Provided material:
+---+

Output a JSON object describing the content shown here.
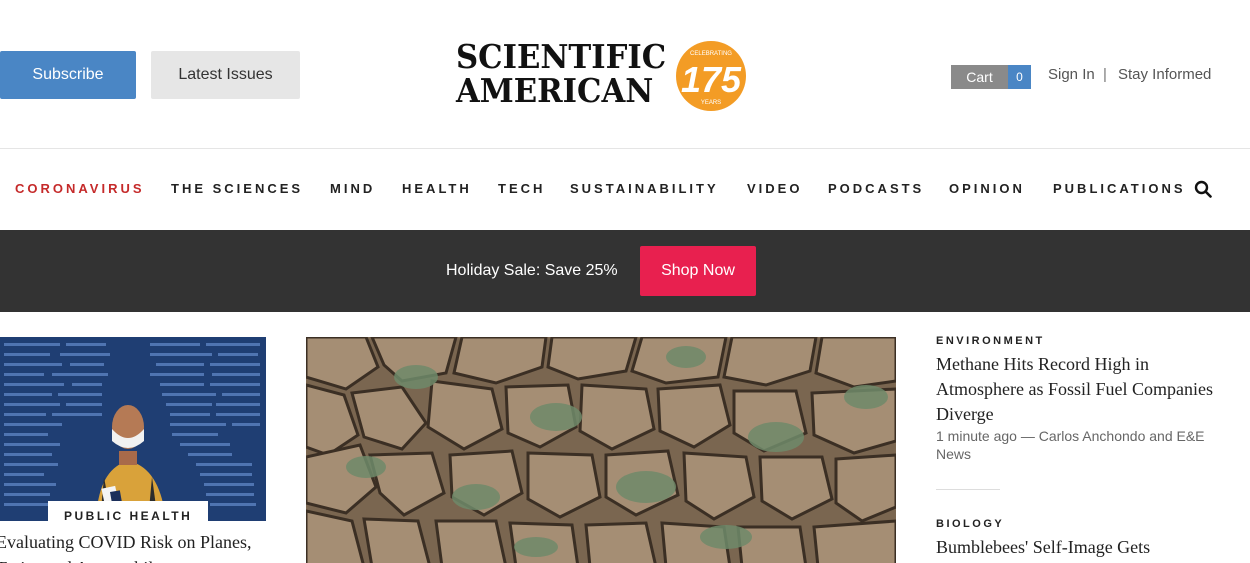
{
  "header": {
    "subscribe_label": "Subscribe",
    "latest_issues_label": "Latest Issues",
    "logo": {
      "line1": "SCIENTIFIC",
      "line2": "AMERICAN",
      "badge_top": "CELEBRATING",
      "badge_number": "175",
      "badge_bottom": "YEARS"
    },
    "cart_label": "Cart",
    "cart_count": "0",
    "signin_label": "Sign In",
    "separator": "|",
    "stay_informed_label": "Stay Informed"
  },
  "nav": {
    "items": [
      {
        "label": "CORONAVIRUS"
      },
      {
        "label": "THE SCIENCES"
      },
      {
        "label": "MIND"
      },
      {
        "label": "HEALTH"
      },
      {
        "label": "TECH"
      },
      {
        "label": "SUSTAINABILITY"
      },
      {
        "label": "VIDEO"
      },
      {
        "label": "PODCASTS"
      },
      {
        "label": "OPINION"
      },
      {
        "label": "PUBLICATIONS"
      }
    ],
    "search_icon": "search-icon"
  },
  "banner": {
    "text": "Holiday Sale: Save 25%",
    "button_label": "Shop Now"
  },
  "stories": {
    "left": {
      "tag": "PUBLIC HEALTH",
      "title": "Evaluating COVID Risk on Planes, Trains and Automobiles"
    },
    "right": [
      {
        "kicker": "ENVIRONMENT",
        "title": "Methane Hits Record High in Atmosphere as Fossil Fuel Companies Diverge",
        "meta": "1 minute ago — Carlos Anchondo and E&E News"
      },
      {
        "kicker": "BIOLOGY",
        "title": "Bumblebees' Self-Image Gets"
      }
    ]
  },
  "colors": {
    "subscribe": "#4a86c5",
    "nav_highlight": "#c52a2a",
    "banner_bg": "#333333",
    "shop_now": "#e8204f",
    "badge": "#f39c25"
  }
}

+---+

Say how many lines of the material contain the word "kicker". Add nothing to the number.

2